◆ Directions
Are you able to quote each entry exactly as written?

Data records
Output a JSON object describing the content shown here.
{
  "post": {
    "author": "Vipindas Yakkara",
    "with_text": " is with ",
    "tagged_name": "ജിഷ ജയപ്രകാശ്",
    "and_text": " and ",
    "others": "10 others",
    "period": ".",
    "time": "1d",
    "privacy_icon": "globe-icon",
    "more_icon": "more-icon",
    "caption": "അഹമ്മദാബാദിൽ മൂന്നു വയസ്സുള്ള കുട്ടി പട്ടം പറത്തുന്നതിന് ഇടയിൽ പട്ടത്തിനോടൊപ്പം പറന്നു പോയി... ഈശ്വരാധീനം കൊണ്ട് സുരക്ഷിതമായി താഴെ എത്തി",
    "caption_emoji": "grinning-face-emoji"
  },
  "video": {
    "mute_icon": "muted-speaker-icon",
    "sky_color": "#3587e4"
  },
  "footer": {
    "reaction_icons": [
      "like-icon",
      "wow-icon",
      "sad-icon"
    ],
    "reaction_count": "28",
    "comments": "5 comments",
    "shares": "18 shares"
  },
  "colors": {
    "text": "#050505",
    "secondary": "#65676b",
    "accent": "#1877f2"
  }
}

◆ Solution to the exercise
Output a JSON object describing the content shown here.
{
  "post": {
    "author": "Vipindas Yakkara",
    "with_text": " is with ",
    "tagged_name": "ജിഷ ജയപ്രകാശ്",
    "and_text": " and ",
    "others": "10 others",
    "period": ".",
    "time": "1d",
    "privacy_icon": "globe-icon",
    "more_icon": "more-icon",
    "caption": "അഹമ്മദാബാദിൽ മൂന്നു വയസ്സുള്ള കുട്ടി പട്ടം പറത്തുന്നതിന് ഇടയിൽ പട്ടത്തിനോടൊപ്പം പറന്നു പോയി... ഈശ്വരാധീനം കൊണ്ട് സുരക്ഷിതമായി താഴെ എത്തി",
    "caption_emoji": "grinning-face-emoji"
  },
  "video": {
    "mute_icon": "muted-speaker-icon",
    "sky_color": "#3587e4"
  },
  "footer": {
    "reaction_icons": [
      "like-icon",
      "wow-icon",
      "sad-icon"
    ],
    "reaction_count": "28",
    "comments": "5 comments",
    "shares": "18 shares"
  },
  "colors": {
    "text": "#050505",
    "secondary": "#65676b",
    "accent": "#1877f2"
  }
}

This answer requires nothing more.